It is often useful to normalise data. One type of normalisation is to 'zero center' the data by subtracting it's mean. This will yield data with a new mean of zero. Often we want to do this separately for each column or row of a matrix. Also it's often the case that we want to perform this operation on a square matrix. In that case, we can multiply by a 'centering matrix':

\[\begin{equation} C = I - \frac{1}{N} \end{equation}\] \[\begin{equation} C = % \begin{bmatrix} 1 & 0 & 0 \\[5pt] 0 & 1 & 0 \\[5pt] 0 & 0 & 1 \\ \end{bmatrix} % -% \begin{bmatrix} \frac{1}{3} & \frac{1}{3} & \frac{1}{3} \\[5pt] \frac{1}{3} & \frac{1}{3} & \frac{1}{3} \\[5pt] \frac{1}{3} & \frac{1}{3} & \frac{1}{3} \end{bmatrix} % =% \begin{bmatrix} \frac{2}{3} & -\frac{1}{3} & -\frac{1}{3} \\[5pt] -\frac{1}{3} & \frac{2}{3} & -\frac{1}{3} \\[5pt] -\frac{1}{3} & -\frac{1}{3} & \frac{2}{3} \end{bmatrix} \end{equation}\] \[\begin{equation} CA =% \begin{bmatrix} \frac{2}{3} & -\frac{1}{3} & -\frac{1}{3} \\[5pt] -\frac{1}{3} & \frac{2}{3} & -\frac{1}{3} \\[5pt] -\frac{1}{3} & -\frac{1}{3} & \frac{2}{3} \end{bmatrix} \begin{bmatrix} 1 & 1 & 1\\[5pt] 0 & 2 & 0\\[5pt] 0 & 3 & -4 \end{bmatrix} % =% \begin{bmatrix} \frac{2}{3} & -1 & 2 \\[5pt] -\frac{1}{3} & 0 & 1 \\[5pt] -\frac{1}{3} & 1 & -3 \end{bmatrix} \end{equation}\]

Here the matrix $C$ had the effect of subtracting $1/3$ from the first column, subtracting $2/3$ from the second column, and adding $1$ to the last column - ensuring that all columns sum to zero.

We create a function to build the centering matrix:
def gen_centering(size):
    if type(size) is int:
        size = [size, size]
    return la.eye(size).subtract(1/size[0])

◆ Given instruction 1
Find every line in the records that contains the string "speck", and copy each one in full. Case counts.
The text and the records are separate, unrelated material.

Element and region data:
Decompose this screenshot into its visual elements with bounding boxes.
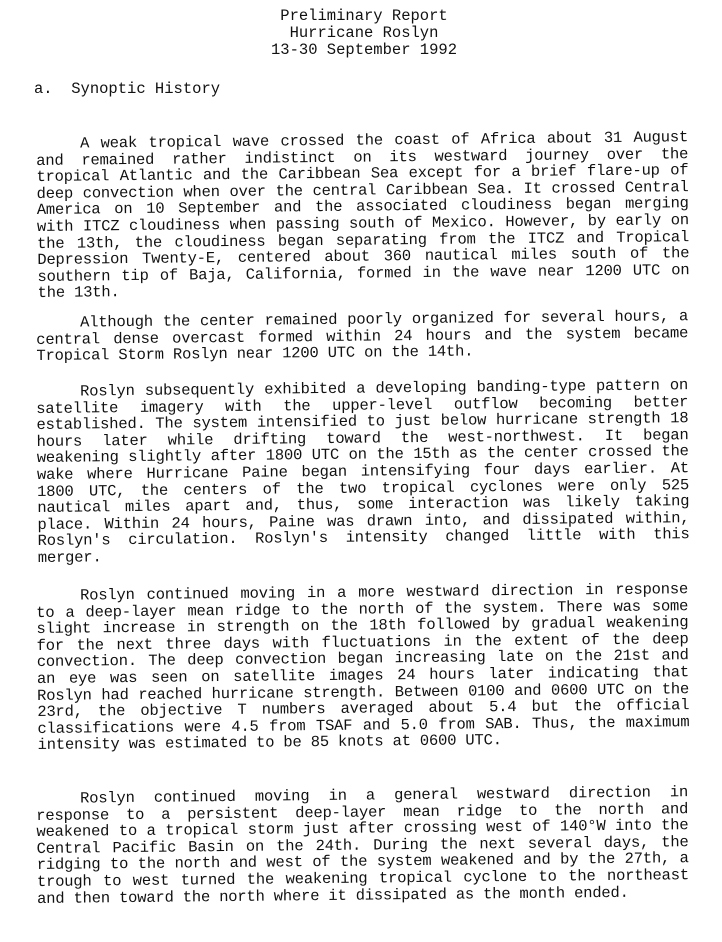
paragraph-paine-interaction: Roslyn subsequently exhibited a developi… [36, 377, 690, 566]
document-page: Preliminary Report Hurricane Roslyn 13-3… [0, 0, 722, 942]
paragraph-tropical-storm: Although the center remained poorly orga… [36, 308, 688, 365]
storm-name: Hurricane Roslyn [6, 25, 722, 42]
section-heading: a. Synoptic History [34, 81, 220, 98]
section-label: a. [34, 80, 53, 98]
paragraph-formation: A weak tropical wave crossed the coast o… [36, 129, 690, 302]
date-range: 13-30 September 1992 [6, 42, 722, 59]
paragraph-dissipation: Roslyn continued moving in a general wes… [36, 784, 689, 907]
section-title: Synoptic History [71, 80, 220, 98]
report-title: Preliminary Report [6, 8, 722, 25]
paragraph-hurricane-strength: Roslyn continued moving in a more westwa… [36, 581, 690, 754]
report-header: Preliminary Report Hurricane Roslyn 13-3… [0, 8, 722, 59]
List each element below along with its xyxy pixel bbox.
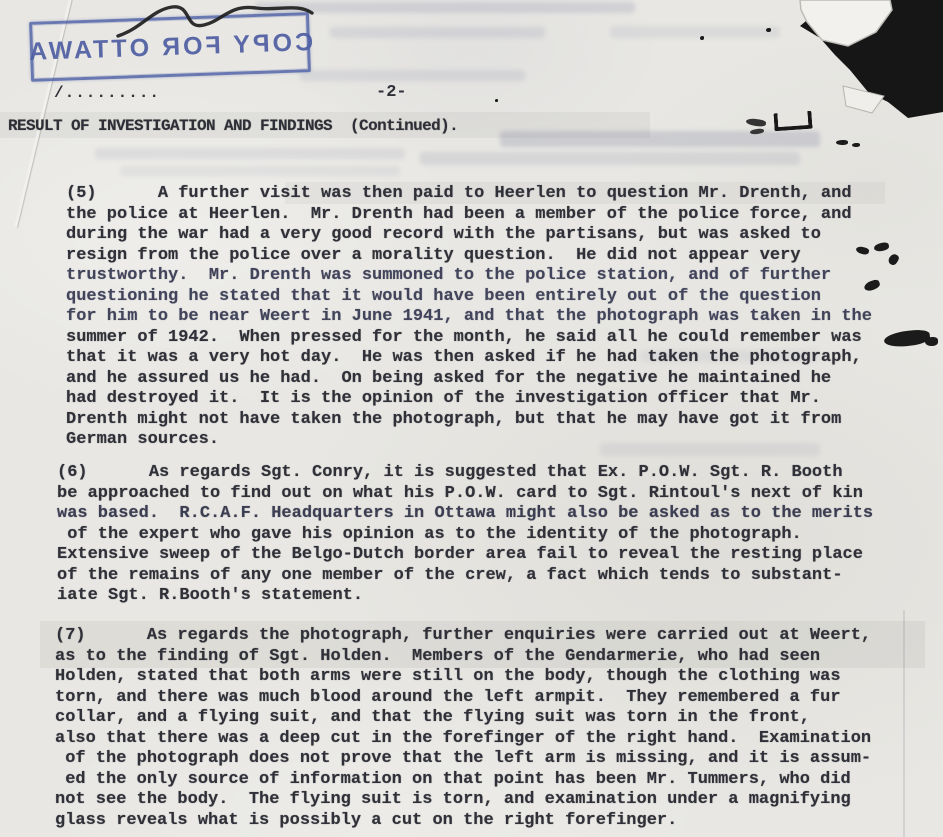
text-line: (7) As regards the photograph, further e… — [55, 626, 871, 647]
text-line: trustworthy. Mr. Drenth was summoned to … — [66, 266, 872, 287]
text-line: glass reveals what is possibly a cut on … — [55, 811, 871, 832]
text-line: also that there was a deep cut in the fo… — [55, 729, 871, 750]
damage-mark — [887, 252, 900, 266]
staple-hole-mark — [773, 111, 812, 132]
text-line: Drenth might not have taken the photogra… — [66, 410, 872, 431]
damage-mark — [873, 242, 889, 252]
continuation-mark: /......... — [54, 84, 160, 102]
text-line: collar, and a flying suit, and that the … — [55, 708, 871, 729]
text-line: for him to be near Weert in June 1941, a… — [66, 307, 872, 328]
paragraph-7: (7) As regards the photograph, further e… — [55, 626, 871, 831]
text-line: had destroyed it. It is the opinion of t… — [66, 389, 872, 410]
text-line: summer of 1942. When pressed for the mon… — [66, 328, 872, 349]
bleedthrough-rule-line — [903, 610, 905, 837]
damage-mark — [852, 143, 860, 147]
text-line: Holden, stated that both arms were still… — [55, 667, 871, 688]
damage-mark — [925, 337, 938, 346]
ink-curl-mark — [110, 0, 320, 46]
text-line: of the photograph does not prove that th… — [55, 749, 871, 770]
text-line: not see the body. The flying suit is tor… — [55, 790, 871, 811]
document-page: COPY FOR OTTAWA /......... -2- RESULT OF… — [0, 0, 943, 837]
paragraph-6: (6) As regards Sgt. Conry, it is suggest… — [57, 463, 873, 607]
text-line: Extensive sweep of the Belgo-Dutch borde… — [57, 545, 873, 566]
torn-corner — [780, 0, 943, 185]
bleedthrough-smudge — [300, 70, 525, 81]
text-line: and he assured us he had. On being asked… — [66, 369, 872, 390]
ink-scribble — [746, 118, 767, 128]
text-line: was based. R.C.A.F. Headquarters in Otta… — [57, 504, 873, 525]
bleedthrough-smudge — [610, 26, 780, 38]
bleedthrough-smudge — [120, 166, 400, 176]
text-line: iate Sgt. R.Booth's statement. — [57, 586, 873, 607]
bleedthrough-smudge — [420, 152, 800, 165]
damage-speck — [766, 28, 771, 32]
text-line: be approached to find out on what his P.… — [57, 484, 873, 505]
damage-mark — [836, 140, 848, 145]
section-heading: RESULT OF INVESTIGATION AND FINDINGS (Co… — [8, 117, 458, 135]
text-line: of the remains of any one member of the … — [57, 566, 873, 587]
damage-speck — [495, 99, 498, 102]
text-line: of the expert who gave his opinion as to… — [57, 525, 873, 546]
text-line: torn, and there was much blood around th… — [55, 688, 871, 709]
text-line: questioning he stated that it would have… — [66, 287, 872, 308]
text-line: German sources. — [66, 430, 872, 451]
text-line: ed the only source of information on tha… — [55, 770, 871, 791]
damage-mark — [883, 329, 930, 349]
page-number: -2- — [376, 83, 407, 102]
bleedthrough-smudge — [330, 27, 545, 38]
damage-speck — [700, 36, 704, 40]
text-line: (5) A further visit was then paid to Hee… — [66, 184, 872, 205]
text-line: resign from the police over a morality q… — [66, 246, 872, 267]
text-line: (6) As regards Sgt. Conry, it is suggest… — [57, 463, 873, 484]
text-line: during the war had a very good record wi… — [66, 225, 872, 246]
paragraph-5: (5) A further visit was then paid to Hee… — [66, 184, 872, 451]
text-line: as to the finding of Sgt. Holden. Member… — [55, 647, 871, 668]
bleedthrough-smudge — [95, 148, 405, 159]
text-line: that it was a very hot day. He was then … — [66, 348, 872, 369]
text-line: the police at Heerlen. Mr. Drenth had be… — [66, 205, 872, 226]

◆ Given instruction 2
In the text on centering matrices, what did the matrix $C$ do to the last column?

◆ Exercise solution 1
damage-speck — [766, 28, 771, 32]
damage-speck — [495, 99, 498, 102]
damage-speck — [700, 36, 704, 40]

◆ Exercise solution 2
It added 1 to the last column.